● GIVEN PROBLEM: Your copy of the material below should match it exactly, except that it holds no pictures.

● PROVIDED DATA:
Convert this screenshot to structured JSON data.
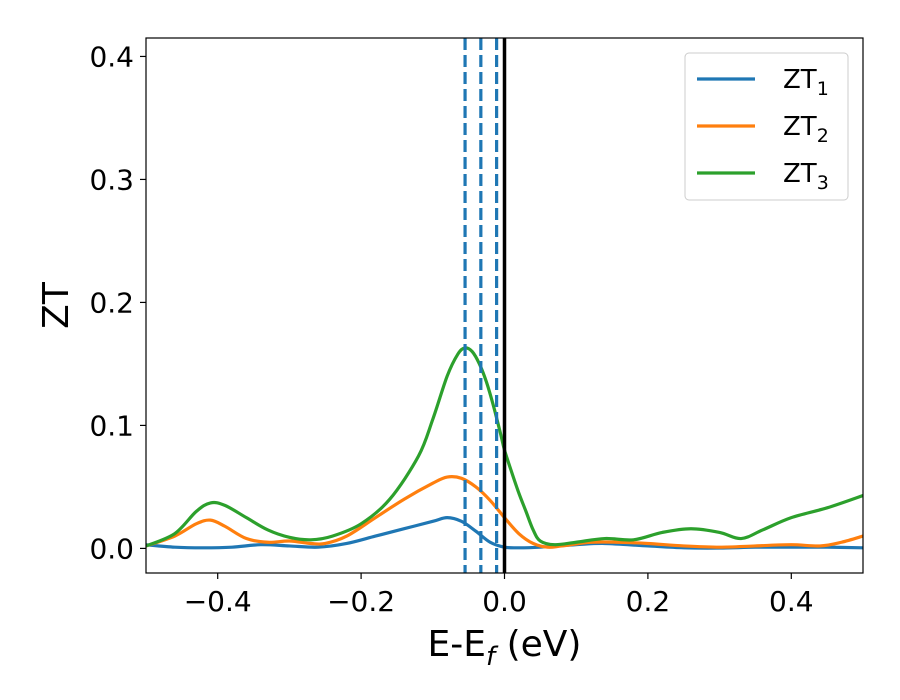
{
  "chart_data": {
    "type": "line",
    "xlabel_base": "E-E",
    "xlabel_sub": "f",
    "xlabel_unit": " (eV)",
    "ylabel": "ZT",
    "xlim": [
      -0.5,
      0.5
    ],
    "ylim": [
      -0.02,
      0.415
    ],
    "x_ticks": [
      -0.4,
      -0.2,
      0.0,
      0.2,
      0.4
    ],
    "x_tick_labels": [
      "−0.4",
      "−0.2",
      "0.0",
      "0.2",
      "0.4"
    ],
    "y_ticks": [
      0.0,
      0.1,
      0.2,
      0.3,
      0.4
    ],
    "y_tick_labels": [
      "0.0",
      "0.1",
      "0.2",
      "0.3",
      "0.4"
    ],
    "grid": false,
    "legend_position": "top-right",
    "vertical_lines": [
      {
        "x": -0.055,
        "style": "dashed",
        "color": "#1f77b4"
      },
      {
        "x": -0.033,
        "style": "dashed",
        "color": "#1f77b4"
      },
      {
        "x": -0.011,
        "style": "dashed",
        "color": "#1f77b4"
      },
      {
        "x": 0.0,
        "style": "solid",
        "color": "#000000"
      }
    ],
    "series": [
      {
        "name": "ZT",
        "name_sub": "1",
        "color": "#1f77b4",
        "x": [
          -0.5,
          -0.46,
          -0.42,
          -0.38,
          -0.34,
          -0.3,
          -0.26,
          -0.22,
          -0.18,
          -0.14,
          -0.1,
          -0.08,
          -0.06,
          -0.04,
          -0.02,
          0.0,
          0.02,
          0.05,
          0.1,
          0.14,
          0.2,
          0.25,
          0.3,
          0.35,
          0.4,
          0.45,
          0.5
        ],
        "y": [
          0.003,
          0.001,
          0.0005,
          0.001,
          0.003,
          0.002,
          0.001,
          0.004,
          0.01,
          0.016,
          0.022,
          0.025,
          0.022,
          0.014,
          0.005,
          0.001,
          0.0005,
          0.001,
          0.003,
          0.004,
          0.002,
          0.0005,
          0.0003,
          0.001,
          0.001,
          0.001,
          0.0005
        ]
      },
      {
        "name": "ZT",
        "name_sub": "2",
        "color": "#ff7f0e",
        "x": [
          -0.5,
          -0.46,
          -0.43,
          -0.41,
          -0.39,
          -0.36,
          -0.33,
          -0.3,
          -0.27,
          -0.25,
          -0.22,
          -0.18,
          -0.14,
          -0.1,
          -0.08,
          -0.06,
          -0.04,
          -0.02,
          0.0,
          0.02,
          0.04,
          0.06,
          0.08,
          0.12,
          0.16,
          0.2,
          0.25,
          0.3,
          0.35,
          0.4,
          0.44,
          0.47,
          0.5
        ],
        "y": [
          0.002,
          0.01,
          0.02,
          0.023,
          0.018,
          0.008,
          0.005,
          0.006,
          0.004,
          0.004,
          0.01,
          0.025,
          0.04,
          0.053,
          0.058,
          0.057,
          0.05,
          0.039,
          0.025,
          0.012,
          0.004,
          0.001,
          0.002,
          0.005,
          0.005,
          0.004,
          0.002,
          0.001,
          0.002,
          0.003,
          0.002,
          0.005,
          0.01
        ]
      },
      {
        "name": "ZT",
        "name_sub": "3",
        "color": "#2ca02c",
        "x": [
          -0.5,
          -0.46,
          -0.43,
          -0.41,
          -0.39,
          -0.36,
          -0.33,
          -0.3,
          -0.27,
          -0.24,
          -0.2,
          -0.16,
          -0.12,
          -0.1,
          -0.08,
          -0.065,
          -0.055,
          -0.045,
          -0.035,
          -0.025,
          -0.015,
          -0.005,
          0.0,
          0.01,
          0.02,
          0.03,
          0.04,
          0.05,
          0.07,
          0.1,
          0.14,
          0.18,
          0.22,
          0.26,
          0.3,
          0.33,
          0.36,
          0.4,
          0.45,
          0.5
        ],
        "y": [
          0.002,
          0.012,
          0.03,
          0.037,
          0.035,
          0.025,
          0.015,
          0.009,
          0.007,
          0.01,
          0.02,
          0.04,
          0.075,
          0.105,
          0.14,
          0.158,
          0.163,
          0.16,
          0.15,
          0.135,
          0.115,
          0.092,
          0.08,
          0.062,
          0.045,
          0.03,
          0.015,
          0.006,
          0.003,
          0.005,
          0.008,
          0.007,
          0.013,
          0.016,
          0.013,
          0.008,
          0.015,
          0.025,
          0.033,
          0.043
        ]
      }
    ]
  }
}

● RESULT FOR THIS EXERCISE:
Convert this screenshot to structured JSON data.
{
  "chart_data": {
    "type": "line",
    "xlabel_base": "E-E",
    "xlabel_sub": "f",
    "xlabel_unit": " (eV)",
    "ylabel": "ZT",
    "xlim": [
      -0.5,
      0.5
    ],
    "ylim": [
      -0.02,
      0.415
    ],
    "x_ticks": [
      -0.4,
      -0.2,
      0.0,
      0.2,
      0.4
    ],
    "x_tick_labels": [
      "−0.4",
      "−0.2",
      "0.0",
      "0.2",
      "0.4"
    ],
    "y_ticks": [
      0.0,
      0.1,
      0.2,
      0.3,
      0.4
    ],
    "y_tick_labels": [
      "0.0",
      "0.1",
      "0.2",
      "0.3",
      "0.4"
    ],
    "grid": false,
    "legend_position": "top-right",
    "vertical_lines": [
      {
        "x": -0.055,
        "style": "dashed",
        "color": "#1f77b4"
      },
      {
        "x": -0.033,
        "style": "dashed",
        "color": "#1f77b4"
      },
      {
        "x": -0.011,
        "style": "dashed",
        "color": "#1f77b4"
      },
      {
        "x": 0.0,
        "style": "solid",
        "color": "#000000"
      }
    ],
    "series": [
      {
        "name": "ZT",
        "name_sub": "1",
        "color": "#1f77b4",
        "x": [
          -0.5,
          -0.46,
          -0.42,
          -0.38,
          -0.34,
          -0.3,
          -0.26,
          -0.22,
          -0.18,
          -0.14,
          -0.1,
          -0.08,
          -0.06,
          -0.04,
          -0.02,
          0.0,
          0.02,
          0.05,
          0.1,
          0.14,
          0.2,
          0.25,
          0.3,
          0.35,
          0.4,
          0.45,
          0.5
        ],
        "y": [
          0.003,
          0.001,
          0.0005,
          0.001,
          0.003,
          0.002,
          0.001,
          0.004,
          0.01,
          0.016,
          0.022,
          0.025,
          0.022,
          0.014,
          0.005,
          0.001,
          0.0005,
          0.001,
          0.003,
          0.004,
          0.002,
          0.0005,
          0.0003,
          0.001,
          0.001,
          0.001,
          0.0005
        ]
      },
      {
        "name": "ZT",
        "name_sub": "2",
        "color": "#ff7f0e",
        "x": [
          -0.5,
          -0.46,
          -0.43,
          -0.41,
          -0.39,
          -0.36,
          -0.33,
          -0.3,
          -0.27,
          -0.25,
          -0.22,
          -0.18,
          -0.14,
          -0.1,
          -0.08,
          -0.06,
          -0.04,
          -0.02,
          0.0,
          0.02,
          0.04,
          0.06,
          0.08,
          0.12,
          0.16,
          0.2,
          0.25,
          0.3,
          0.35,
          0.4,
          0.44,
          0.47,
          0.5
        ],
        "y": [
          0.002,
          0.01,
          0.02,
          0.023,
          0.018,
          0.008,
          0.005,
          0.006,
          0.004,
          0.004,
          0.01,
          0.025,
          0.04,
          0.053,
          0.058,
          0.057,
          0.05,
          0.039,
          0.025,
          0.012,
          0.004,
          0.001,
          0.002,
          0.005,
          0.005,
          0.004,
          0.002,
          0.001,
          0.002,
          0.003,
          0.002,
          0.005,
          0.01
        ]
      },
      {
        "name": "ZT",
        "name_sub": "3",
        "color": "#2ca02c",
        "x": [
          -0.5,
          -0.46,
          -0.43,
          -0.41,
          -0.39,
          -0.36,
          -0.33,
          -0.3,
          -0.27,
          -0.24,
          -0.2,
          -0.16,
          -0.12,
          -0.1,
          -0.08,
          -0.065,
          -0.055,
          -0.045,
          -0.035,
          -0.025,
          -0.015,
          -0.005,
          0.0,
          0.01,
          0.02,
          0.03,
          0.04,
          0.05,
          0.07,
          0.1,
          0.14,
          0.18,
          0.22,
          0.26,
          0.3,
          0.33,
          0.36,
          0.4,
          0.45,
          0.5
        ],
        "y": [
          0.002,
          0.012,
          0.03,
          0.037,
          0.035,
          0.025,
          0.015,
          0.009,
          0.007,
          0.01,
          0.02,
          0.04,
          0.075,
          0.105,
          0.14,
          0.158,
          0.163,
          0.16,
          0.15,
          0.135,
          0.115,
          0.092,
          0.08,
          0.062,
          0.045,
          0.03,
          0.015,
          0.006,
          0.003,
          0.005,
          0.008,
          0.007,
          0.013,
          0.016,
          0.013,
          0.008,
          0.015,
          0.025,
          0.033,
          0.043
        ]
      }
    ]
  }
}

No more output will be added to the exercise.